**Task to carry out**
Without the pictures, reproduce the records that follow exactly.

## Begin

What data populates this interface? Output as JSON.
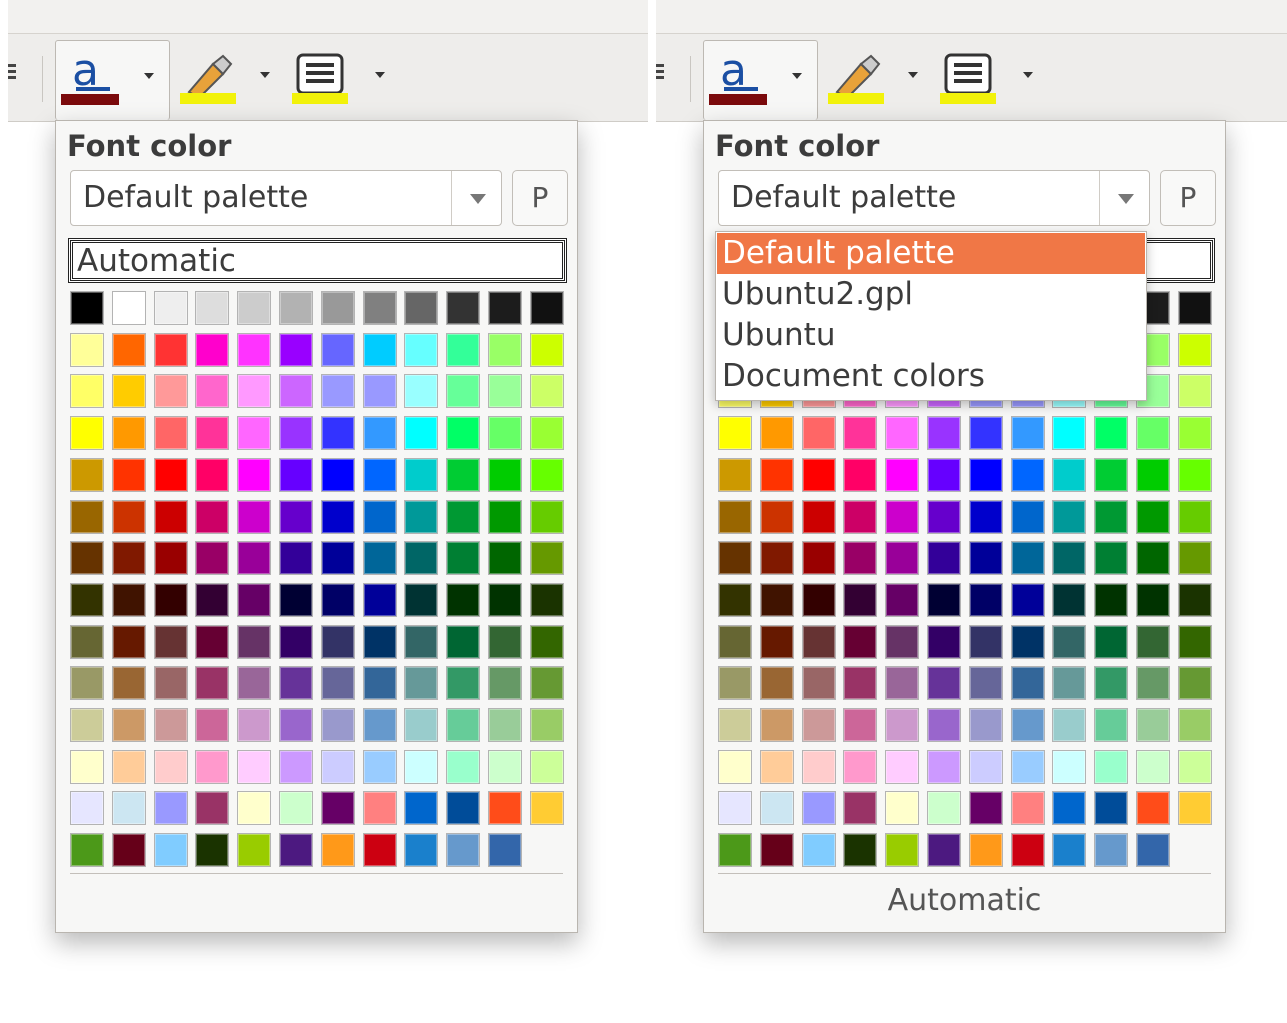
{
  "popup_title": "Font color",
  "palette_selected": "Default palette",
  "palette_button_label": "P",
  "automatic_label": "Automatic",
  "palette_options": [
    {
      "label": "Default palette",
      "selected": true
    },
    {
      "label": "Ubuntu2.gpl",
      "selected": false
    },
    {
      "label": "Ubuntu",
      "selected": false
    },
    {
      "label": "Document colors",
      "selected": false
    }
  ],
  "toolbar": {
    "font_color_icon": "font-color-icon",
    "highlight_icon": "highlighting-icon",
    "background_icon": "paragraph-background-icon",
    "font_color_value": "#7b0a0c",
    "highlight_value": "#f2f20a",
    "background_value": "#f2f20a"
  },
  "swatches": [
    [
      "#000000",
      "#ffffff",
      "#eeeeee",
      "#dddddd",
      "#cccccc",
      "#b2b2b2",
      "#999999",
      "#808080",
      "#666666",
      "#333333",
      "#1c1c1c",
      "#111111"
    ],
    [
      "#ffff99",
      "#ff6600",
      "#ff3333",
      "#ff00cc",
      "#ff33ff",
      "#9900ff",
      "#6666ff",
      "#00ccff",
      "#66ffff",
      "#33ff99",
      "#99ff66",
      "#ccff00"
    ],
    [
      "#ffff66",
      "#ffcc00",
      "#ff9999",
      "#ff66cc",
      "#ff99ff",
      "#cc66ff",
      "#9999ff",
      "#9999ff",
      "#99ffff",
      "#66ff99",
      "#99ff99",
      "#ccff66"
    ],
    [
      "#ffff00",
      "#ff9900",
      "#ff6666",
      "#ff3399",
      "#ff66ff",
      "#9933ff",
      "#3333ff",
      "#3399ff",
      "#00ffff",
      "#00ff66",
      "#66ff66",
      "#99ff33"
    ],
    [
      "#cc9900",
      "#ff3300",
      "#ff0000",
      "#ff0066",
      "#ff00ff",
      "#6600ff",
      "#0000ff",
      "#0066ff",
      "#00cccc",
      "#00cc33",
      "#00cc00",
      "#66ff00"
    ],
    [
      "#996600",
      "#cc3300",
      "#cc0000",
      "#cc0066",
      "#cc00cc",
      "#6600cc",
      "#0000cc",
      "#0066cc",
      "#009999",
      "#009933",
      "#009900",
      "#66cc00"
    ],
    [
      "#663300",
      "#801900",
      "#990000",
      "#990066",
      "#990099",
      "#330099",
      "#000099",
      "#006699",
      "#006666",
      "#007f33",
      "#006600",
      "#669900"
    ],
    [
      "#333300",
      "#401300",
      "#330000",
      "#330033",
      "#660066",
      "#000033",
      "#000066",
      "#000099",
      "#003333",
      "#003300",
      "#003300",
      "#1a3300"
    ],
    [
      "#666633",
      "#661900",
      "#663333",
      "#660033",
      "#663366",
      "#330066",
      "#333366",
      "#003366",
      "#336666",
      "#006633",
      "#336633",
      "#336600"
    ],
    [
      "#999966",
      "#996633",
      "#996666",
      "#993366",
      "#996699",
      "#663399",
      "#666699",
      "#336699",
      "#669999",
      "#339966",
      "#669966",
      "#669933"
    ],
    [
      "#cccc99",
      "#cc9966",
      "#cc9999",
      "#cc6699",
      "#cc99cc",
      "#9966cc",
      "#9999cc",
      "#6699cc",
      "#99cccc",
      "#66cc99",
      "#99cc99",
      "#99cc66"
    ],
    [
      "#ffffcc",
      "#ffcc99",
      "#ffcccc",
      "#ff99cc",
      "#ffccff",
      "#cc99ff",
      "#ccccff",
      "#99ccff",
      "#ccffff",
      "#99ffcc",
      "#ccffcc",
      "#ccff99"
    ],
    [
      "#e6e6ff",
      "#cce6f2",
      "#9999ff",
      "#993366",
      "#ffffcc",
      "#ccffcc",
      "#660066",
      "#ff8080",
      "#0066cc",
      "#004c99",
      "#ff4c19",
      "#ffcc33"
    ],
    [
      "#4c9919",
      "#660019",
      "#80ccff",
      "#1a3300",
      "#99cc00",
      "#4c1980",
      "#ff9919",
      "#cc0011",
      "#1a80cc",
      "#6699cc",
      "#3366aa"
    ]
  ]
}
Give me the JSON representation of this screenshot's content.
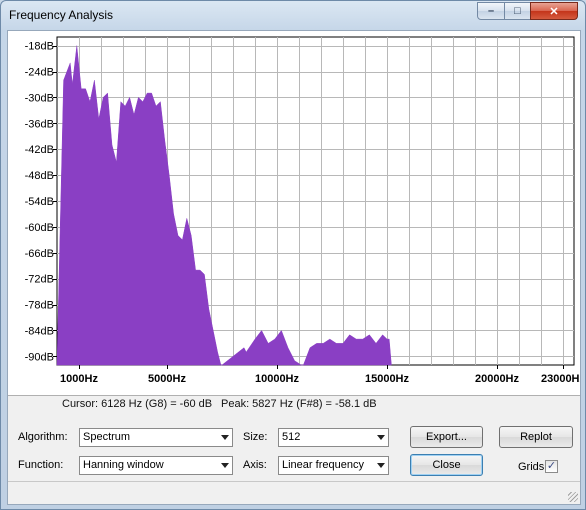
{
  "window": {
    "title": "Frequency Analysis",
    "minimize_glyph": "–",
    "maximize_glyph": "□",
    "close_glyph": "✕"
  },
  "plot": {
    "y_ticks": [
      {
        "label": "-18dB",
        "db": -18
      },
      {
        "label": "-24dB",
        "db": -24
      },
      {
        "label": "-30dB",
        "db": -30
      },
      {
        "label": "-36dB",
        "db": -36
      },
      {
        "label": "-42dB",
        "db": -42
      },
      {
        "label": "-48dB",
        "db": -48
      },
      {
        "label": "-54dB",
        "db": -54
      },
      {
        "label": "-60dB",
        "db": -60
      },
      {
        "label": "-66dB",
        "db": -66
      },
      {
        "label": "-72dB",
        "db": -72
      },
      {
        "label": "-78dB",
        "db": -78
      },
      {
        "label": "-84dB",
        "db": -84
      },
      {
        "label": "-90dB",
        "db": -90
      }
    ],
    "x_ticks": [
      {
        "label": "1000Hz",
        "hz": 1000
      },
      {
        "label": "5000Hz",
        "hz": 5000
      },
      {
        "label": "10000Hz",
        "hz": 10000
      },
      {
        "label": "15000Hz",
        "hz": 15000
      },
      {
        "label": "20000Hz",
        "hz": 20000
      },
      {
        "label": "23000Hz",
        "hz": 23000
      }
    ],
    "fill_color": "#8a3fc4",
    "grid": true
  },
  "chart_data": {
    "type": "area",
    "x_unit": "Hz",
    "y_unit": "dB",
    "xlim": [
      0,
      23500
    ],
    "ylim": [
      -92,
      -16
    ],
    "x": [
      0,
      300,
      600,
      700,
      900,
      1100,
      1300,
      1500,
      1700,
      1900,
      2100,
      2300,
      2500,
      2700,
      2900,
      3100,
      3300,
      3500,
      3700,
      3900,
      4100,
      4300,
      4500,
      4700,
      4900,
      5100,
      5300,
      5500,
      5700,
      5900,
      6100,
      6300,
      6500,
      6700,
      6900,
      7100,
      7300,
      7450,
      7500,
      8500,
      8600,
      9000,
      9300,
      9600,
      9900,
      10200,
      10500,
      10800,
      11100,
      11200,
      11500,
      11800,
      12100,
      12400,
      12700,
      13000,
      13300,
      13600,
      13900,
      14200,
      14500,
      14800,
      15000,
      15100,
      15200
    ],
    "values": [
      -92,
      -26,
      -22,
      -27,
      -18,
      -28,
      -28,
      -31,
      -26,
      -35,
      -30,
      -29,
      -41,
      -45,
      -31,
      -32,
      -30,
      -34,
      -30,
      -31,
      -29,
      -29,
      -32,
      -31,
      -40,
      -48,
      -57,
      -62,
      -63,
      -58,
      -62,
      -70,
      -70,
      -71,
      -79,
      -84,
      -89,
      -92,
      -92,
      -88,
      -89,
      -86,
      -84,
      -87,
      -86,
      -84,
      -88,
      -91,
      -92,
      -92,
      -88,
      -87,
      -87,
      -86,
      -87,
      -87,
      -85,
      -86,
      -86,
      -85,
      -87,
      -85,
      -86,
      -86,
      -92
    ]
  },
  "readout": {
    "cursor": "Cursor: 6128 Hz (G8) = -60 dB",
    "peak": "Peak: 5827 Hz (F#8) = -58.1 dB"
  },
  "controls": {
    "algorithm_label": "Algorithm:",
    "algorithm_value": "Spectrum",
    "size_label": "Size:",
    "size_value": "512",
    "function_label": "Function:",
    "function_value": "Hanning window",
    "axis_label": "Axis:",
    "axis_value": "Linear frequency",
    "export_label": "Export...",
    "replot_label": "Replot",
    "close_label": "Close",
    "grids_label": "Grids",
    "grids_checked": "✓"
  }
}
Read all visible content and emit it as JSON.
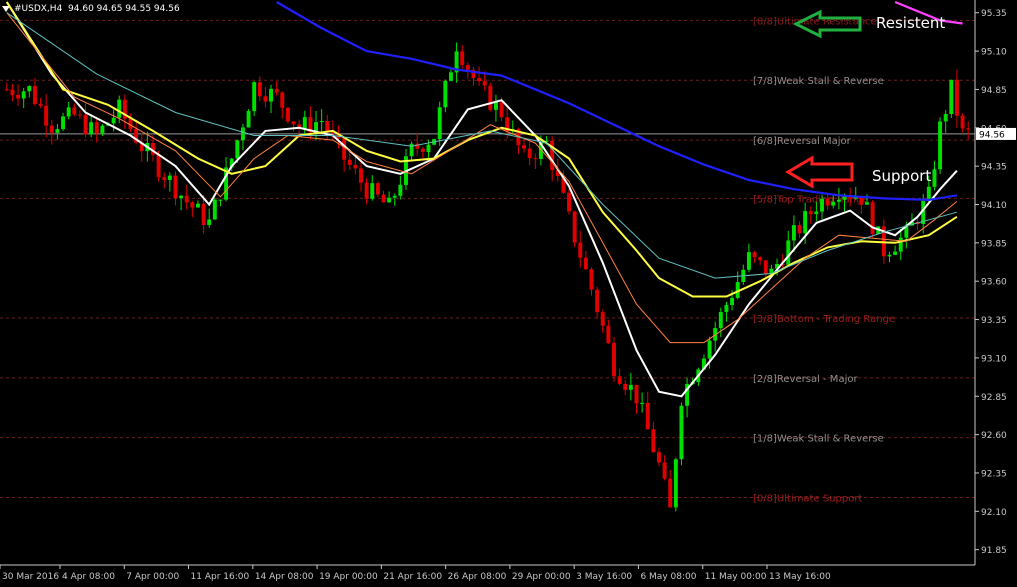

## End

**Final answer**
What data populates this interface? Output as JSON.
{
  "popup_title": "Font color",
  "palette_selected": "Default palette",
  "palette_button_label": "P",
  "automatic_label": "Automatic",
  "palette_options": [
    {
      "label": "Default palette",
      "selected": true
    },
    {
      "label": "Ubuntu2.gpl",
      "selected": false
    },
    {
      "label": "Ubuntu",
      "selected": false
    },
    {
      "label": "Document colors",
      "selected": false
    }
  ],
  "toolbar": {
    "font_color_icon": "font-color-icon",
    "highlight_icon": "highlighting-icon",
    "background_icon": "paragraph-background-icon",
    "font_color_value": "#7b0a0c",
    "highlight_value": "#f2f20a",
    "background_value": "#f2f20a"
  },
  "swatches": [
    [
      "#000000",
      "#ffffff",
      "#eeeeee",
      "#dddddd",
      "#cccccc",
      "#b2b2b2",
      "#999999",
      "#808080",
      "#666666",
      "#333333",
      "#1c1c1c",
      "#111111"
    ],
    [
      "#ffff99",
      "#ff6600",
      "#ff3333",
      "#ff00cc",
      "#ff33ff",
      "#9900ff",
      "#6666ff",
      "#00ccff",
      "#66ffff",
      "#33ff99",
      "#99ff66",
      "#ccff00"
    ],
    [
      "#ffff66",
      "#ffcc00",
      "#ff9999",
      "#ff66cc",
      "#ff99ff",
      "#cc66ff",
      "#9999ff",
      "#9999ff",
      "#99ffff",
      "#66ff99",
      "#99ff99",
      "#ccff66"
    ],
    [
      "#ffff00",
      "#ff9900",
      "#ff6666",
      "#ff3399",
      "#ff66ff",
      "#9933ff",
      "#3333ff",
      "#3399ff",
      "#00ffff",
      "#00ff66",
      "#66ff66",
      "#99ff33"
    ],
    [
      "#cc9900",
      "#ff3300",
      "#ff0000",
      "#ff0066",
      "#ff00ff",
      "#6600ff",
      "#0000ff",
      "#0066ff",
      "#00cccc",
      "#00cc33",
      "#00cc00",
      "#66ff00"
    ],
    [
      "#996600",
      "#cc3300",
      "#cc0000",
      "#cc0066",
      "#cc00cc",
      "#6600cc",
      "#0000cc",
      "#0066cc",
      "#009999",
      "#009933",
      "#009900",
      "#66cc00"
    ],
    [
      "#663300",
      "#801900",
      "#990000",
      "#990066",
      "#990099",
      "#330099",
      "#000099",
      "#006699",
      "#006666",
      "#007f33",
      "#006600",
      "#669900"
    ],
    [
      "#333300",
      "#401300",
      "#330000",
      "#330033",
      "#660066",
      "#000033",
      "#000066",
      "#000099",
      "#003333",
      "#003300",
      "#003300",
      "#1a3300"
    ],
    [
      "#666633",
      "#661900",
      "#663333",
      "#660033",
      "#663366",
      "#330066",
      "#333366",
      "#003366",
      "#336666",
      "#006633",
      "#336633",
      "#336600"
    ],
    [
      "#999966",
      "#996633",
      "#996666",
      "#993366",
      "#996699",
      "#663399",
      "#666699",
      "#336699",
      "#669999",
      "#339966",
      "#669966",
      "#669933"
    ],
    [
      "#cccc99",
      "#cc9966",
      "#cc9999",
      "#cc6699",
      "#cc99cc",
      "#9966cc",
      "#9999cc",
      "#6699cc",
      "#99cccc",
      "#66cc99",
      "#99cc99",
      "#99cc66"
    ],
    [
      "#ffffcc",
      "#ffcc99",
      "#ffcccc",
      "#ff99cc",
      "#ffccff",
      "#cc99ff",
      "#ccccff",
      "#99ccff",
      "#ccffff",
      "#99ffcc",
      "#ccffcc",
      "#ccff99"
    ],
    [
      "#e6e6ff",
      "#cce6f2",
      "#9999ff",
      "#993366",
      "#ffffcc",
      "#ccffcc",
      "#660066",
      "#ff8080",
      "#0066cc",
      "#004c99",
      "#ff4c19",
      "#ffcc33"
    ],
    [
      "#4c9919",
      "#660019",
      "#80ccff",
      "#1a3300",
      "#99cc00",
      "#4c1980",
      "#ff9919",
      "#cc0011",
      "#1a80cc",
      "#6699cc",
      "#3366aa"
    ]
  ]
}
Give me the JSON representation of this screenshot's content.
{
  "window": {
    "title": "Frequency Analysis",
    "minimize_glyph": "–",
    "maximize_glyph": "□",
    "close_glyph": "✕"
  },
  "plot": {
    "y_ticks": [
      {
        "label": "-18dB",
        "db": -18
      },
      {
        "label": "-24dB",
        "db": -24
      },
      {
        "label": "-30dB",
        "db": -30
      },
      {
        "label": "-36dB",
        "db": -36
      },
      {
        "label": "-42dB",
        "db": -42
      },
      {
        "label": "-48dB",
        "db": -48
      },
      {
        "label": "-54dB",
        "db": -54
      },
      {
        "label": "-60dB",
        "db": -60
      },
      {
        "label": "-66dB",
        "db": -66
      },
      {
        "label": "-72dB",
        "db": -72
      },
      {
        "label": "-78dB",
        "db": -78
      },
      {
        "label": "-84dB",
        "db": -84
      },
      {
        "label": "-90dB",
        "db": -90
      }
    ],
    "x_ticks": [
      {
        "label": "1000Hz",
        "hz": 1000
      },
      {
        "label": "5000Hz",
        "hz": 5000
      },
      {
        "label": "10000Hz",
        "hz": 10000
      },
      {
        "label": "15000Hz",
        "hz": 15000
      },
      {
        "label": "20000Hz",
        "hz": 20000
      },
      {
        "label": "23000Hz",
        "hz": 23000
      }
    ],
    "fill_color": "#8a3fc4",
    "grid": true
  },
  "chart_data": {
    "type": "area",
    "x_unit": "Hz",
    "y_unit": "dB",
    "xlim": [
      0,
      23500
    ],
    "ylim": [
      -92,
      -16
    ],
    "x": [
      0,
      300,
      600,
      700,
      900,
      1100,
      1300,
      1500,
      1700,
      1900,
      2100,
      2300,
      2500,
      2700,
      2900,
      3100,
      3300,
      3500,
      3700,
      3900,
      4100,
      4300,
      4500,
      4700,
      4900,
      5100,
      5300,
      5500,
      5700,
      5900,
      6100,
      6300,
      6500,
      6700,
      6900,
      7100,
      7300,
      7450,
      7500,
      8500,
      8600,
      9000,
      9300,
      9600,
      9900,
      10200,
      10500,
      10800,
      11100,
      11200,
      11500,
      11800,
      12100,
      12400,
      12700,
      13000,
      13300,
      13600,
      13900,
      14200,
      14500,
      14800,
      15000,
      15100,
      15200
    ],
    "values": [
      -92,
      -26,
      -22,
      -27,
      -18,
      -28,
      -28,
      -31,
      -26,
      -35,
      -30,
      -29,
      -41,
      -45,
      -31,
      -32,
      -30,
      -34,
      -30,
      -31,
      -29,
      -29,
      -32,
      -31,
      -40,
      -48,
      -57,
      -62,
      -63,
      -58,
      -62,
      -70,
      -70,
      -71,
      -79,
      -84,
      -89,
      -92,
      -92,
      -88,
      -89,
      -86,
      -84,
      -87,
      -86,
      -84,
      -88,
      -91,
      -92,
      -92,
      -88,
      -87,
      -87,
      -86,
      -87,
      -87,
      -85,
      -86,
      -86,
      -85,
      -87,
      -85,
      -86,
      -86,
      -92
    ]
  },
  "readout": {
    "cursor": "Cursor: 6128 Hz (G8) = -60 dB",
    "peak": "Peak: 5827 Hz (F#8) = -58.1 dB"
  },
  "controls": {
    "algorithm_label": "Algorithm:",
    "algorithm_value": "Spectrum",
    "size_label": "Size:",
    "size_value": "512",
    "function_label": "Function:",
    "function_value": "Hanning window",
    "axis_label": "Axis:",
    "axis_value": "Linear frequency",
    "export_label": "Export...",
    "replot_label": "Replot",
    "close_label": "Close",
    "grids_label": "Grids",
    "grids_checked": "✓"
  }
}
Read all visible content and emit it as JSON.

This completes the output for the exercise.